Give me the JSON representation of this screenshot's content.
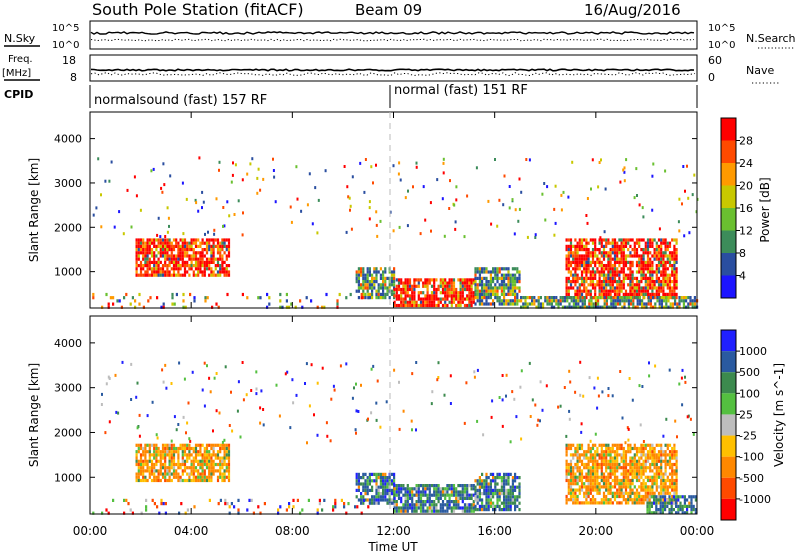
{
  "header": {
    "station": "South Pole Station (fitACF)",
    "beam": "Beam 09",
    "date": "16/Aug/2016"
  },
  "aux_labels": {
    "nsky": "N.Sky",
    "nsky_hi": "10^5",
    "nsky_lo": "10^0",
    "nsearch": "N.Search",
    "nsearch_hi": "10^5",
    "nsearch_lo": "10^0",
    "freq": "Freq.",
    "freq_unit": "[MHz]",
    "freq_hi": "18",
    "freq_lo": "8",
    "nave": "Nave",
    "nave_hi": "60",
    "nave_lo": "0",
    "cpid": "CPID"
  },
  "cpid_segments": [
    {
      "label": "normalsound (fast) 157 RF",
      "start_hour": 0
    },
    {
      "label": "normal (fast) 151 RF",
      "start_hour": 12
    }
  ],
  "power_scale": {
    "label": "Power [dB]",
    "ticks": [
      "28",
      "24",
      "20",
      "16",
      "12",
      "8",
      "4"
    ],
    "colors": [
      "#ff0000",
      "#ff4a00",
      "#ff9a00",
      "#c8c800",
      "#6ac030",
      "#3c8c5a",
      "#2a4ea0",
      "#1c14ff"
    ]
  },
  "velocity_scale": {
    "label": "Velocity [m s^-1]",
    "ticks": [
      "1000",
      "500",
      "100",
      "25",
      "-25",
      "-100",
      "-500",
      "-1000"
    ],
    "colors": [
      "#2020ff",
      "#2a5aa0",
      "#3c8a4e",
      "#54c040",
      "#bdbdbd",
      "#ffc000",
      "#ff8800",
      "#ff4a00",
      "#ff0000"
    ]
  },
  "chart_data": [
    {
      "type": "heatmap",
      "title": "Power",
      "xlabel": "",
      "ylabel": "Slant Range [km]",
      "xlim_hours": [
        0,
        24
      ],
      "ylim": [
        180,
        4600
      ],
      "yticks": [
        1000,
        2000,
        3000,
        4000
      ],
      "regions": [
        {
          "t0": 1.8,
          "t1": 5.5,
          "r0": 950,
          "r1": 1750,
          "level": "high"
        },
        {
          "t0": 10.5,
          "t1": 12.0,
          "r0": 400,
          "r1": 1100,
          "level": "low"
        },
        {
          "t0": 12.0,
          "t1": 15.2,
          "r0": 250,
          "r1": 850,
          "level": "high"
        },
        {
          "t0": 15.2,
          "t1": 17.0,
          "r0": 300,
          "r1": 1100,
          "level": "low"
        },
        {
          "t0": 18.8,
          "t1": 23.2,
          "r0": 400,
          "r1": 1750,
          "level": "high"
        },
        {
          "t0": 0.0,
          "t1": 11.0,
          "r0": 200,
          "r1": 520,
          "level": "scatter"
        },
        {
          "t0": 17.0,
          "t1": 24.0,
          "r0": 200,
          "r1": 450,
          "level": "low"
        }
      ]
    },
    {
      "type": "heatmap",
      "title": "Velocity",
      "xlabel": "Time UT",
      "ylabel": "Slant Range [km]",
      "xlim_hours": [
        0,
        24
      ],
      "ylim": [
        180,
        4600
      ],
      "yticks": [
        1000,
        2000,
        3000,
        4000
      ],
      "xticks": [
        "00:00",
        "04:00",
        "08:00",
        "12:00",
        "16:00",
        "20:00",
        "00:00"
      ],
      "regions": [
        {
          "t0": 1.8,
          "t1": 5.5,
          "r0": 950,
          "r1": 1750,
          "level": "away"
        },
        {
          "t0": 10.5,
          "t1": 12.0,
          "r0": 400,
          "r1": 1100,
          "level": "toward"
        },
        {
          "t0": 12.0,
          "t1": 15.2,
          "r0": 250,
          "r1": 850,
          "level": "toward"
        },
        {
          "t0": 15.2,
          "t1": 17.0,
          "r0": 300,
          "r1": 1100,
          "level": "toward"
        },
        {
          "t0": 18.8,
          "t1": 23.2,
          "r0": 400,
          "r1": 1750,
          "level": "away"
        },
        {
          "t0": 0.0,
          "t1": 11.0,
          "r0": 200,
          "r1": 520,
          "level": "scatter"
        },
        {
          "t0": 22.0,
          "t1": 24.0,
          "r0": 200,
          "r1": 600,
          "level": "toward"
        }
      ]
    }
  ]
}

# # # #

SHORT EXERCISE –
Images in the records should not be copied. Repeat all the rest exactly.

OUTPUT OF THE TASK –
Give me the JSON representation of this screenshot's content.
{
  "header": {
    "station": "South Pole Station (fitACF)",
    "beam": "Beam 09",
    "date": "16/Aug/2016"
  },
  "aux_labels": {
    "nsky": "N.Sky",
    "nsky_hi": "10^5",
    "nsky_lo": "10^0",
    "nsearch": "N.Search",
    "nsearch_hi": "10^5",
    "nsearch_lo": "10^0",
    "freq": "Freq.",
    "freq_unit": "[MHz]",
    "freq_hi": "18",
    "freq_lo": "8",
    "nave": "Nave",
    "nave_hi": "60",
    "nave_lo": "0",
    "cpid": "CPID"
  },
  "cpid_segments": [
    {
      "label": "normalsound (fast) 157 RF",
      "start_hour": 0
    },
    {
      "label": "normal (fast) 151 RF",
      "start_hour": 12
    }
  ],
  "power_scale": {
    "label": "Power [dB]",
    "ticks": [
      "28",
      "24",
      "20",
      "16",
      "12",
      "8",
      "4"
    ],
    "colors": [
      "#ff0000",
      "#ff4a00",
      "#ff9a00",
      "#c8c800",
      "#6ac030",
      "#3c8c5a",
      "#2a4ea0",
      "#1c14ff"
    ]
  },
  "velocity_scale": {
    "label": "Velocity [m s^-1]",
    "ticks": [
      "1000",
      "500",
      "100",
      "25",
      "-25",
      "-100",
      "-500",
      "-1000"
    ],
    "colors": [
      "#2020ff",
      "#2a5aa0",
      "#3c8a4e",
      "#54c040",
      "#bdbdbd",
      "#ffc000",
      "#ff8800",
      "#ff4a00",
      "#ff0000"
    ]
  },
  "chart_data": [
    {
      "type": "heatmap",
      "title": "Power",
      "xlabel": "",
      "ylabel": "Slant Range [km]",
      "xlim_hours": [
        0,
        24
      ],
      "ylim": [
        180,
        4600
      ],
      "yticks": [
        1000,
        2000,
        3000,
        4000
      ],
      "regions": [
        {
          "t0": 1.8,
          "t1": 5.5,
          "r0": 950,
          "r1": 1750,
          "level": "high"
        },
        {
          "t0": 10.5,
          "t1": 12.0,
          "r0": 400,
          "r1": 1100,
          "level": "low"
        },
        {
          "t0": 12.0,
          "t1": 15.2,
          "r0": 250,
          "r1": 850,
          "level": "high"
        },
        {
          "t0": 15.2,
          "t1": 17.0,
          "r0": 300,
          "r1": 1100,
          "level": "low"
        },
        {
          "t0": 18.8,
          "t1": 23.2,
          "r0": 400,
          "r1": 1750,
          "level": "high"
        },
        {
          "t0": 0.0,
          "t1": 11.0,
          "r0": 200,
          "r1": 520,
          "level": "scatter"
        },
        {
          "t0": 17.0,
          "t1": 24.0,
          "r0": 200,
          "r1": 450,
          "level": "low"
        }
      ]
    },
    {
      "type": "heatmap",
      "title": "Velocity",
      "xlabel": "Time UT",
      "ylabel": "Slant Range [km]",
      "xlim_hours": [
        0,
        24
      ],
      "ylim": [
        180,
        4600
      ],
      "yticks": [
        1000,
        2000,
        3000,
        4000
      ],
      "xticks": [
        "00:00",
        "04:00",
        "08:00",
        "12:00",
        "16:00",
        "20:00",
        "00:00"
      ],
      "regions": [
        {
          "t0": 1.8,
          "t1": 5.5,
          "r0": 950,
          "r1": 1750,
          "level": "away"
        },
        {
          "t0": 10.5,
          "t1": 12.0,
          "r0": 400,
          "r1": 1100,
          "level": "toward"
        },
        {
          "t0": 12.0,
          "t1": 15.2,
          "r0": 250,
          "r1": 850,
          "level": "toward"
        },
        {
          "t0": 15.2,
          "t1": 17.0,
          "r0": 300,
          "r1": 1100,
          "level": "toward"
        },
        {
          "t0": 18.8,
          "t1": 23.2,
          "r0": 400,
          "r1": 1750,
          "level": "away"
        },
        {
          "t0": 0.0,
          "t1": 11.0,
          "r0": 200,
          "r1": 520,
          "level": "scatter"
        },
        {
          "t0": 22.0,
          "t1": 24.0,
          "r0": 200,
          "r1": 600,
          "level": "toward"
        }
      ]
    }
  ]
}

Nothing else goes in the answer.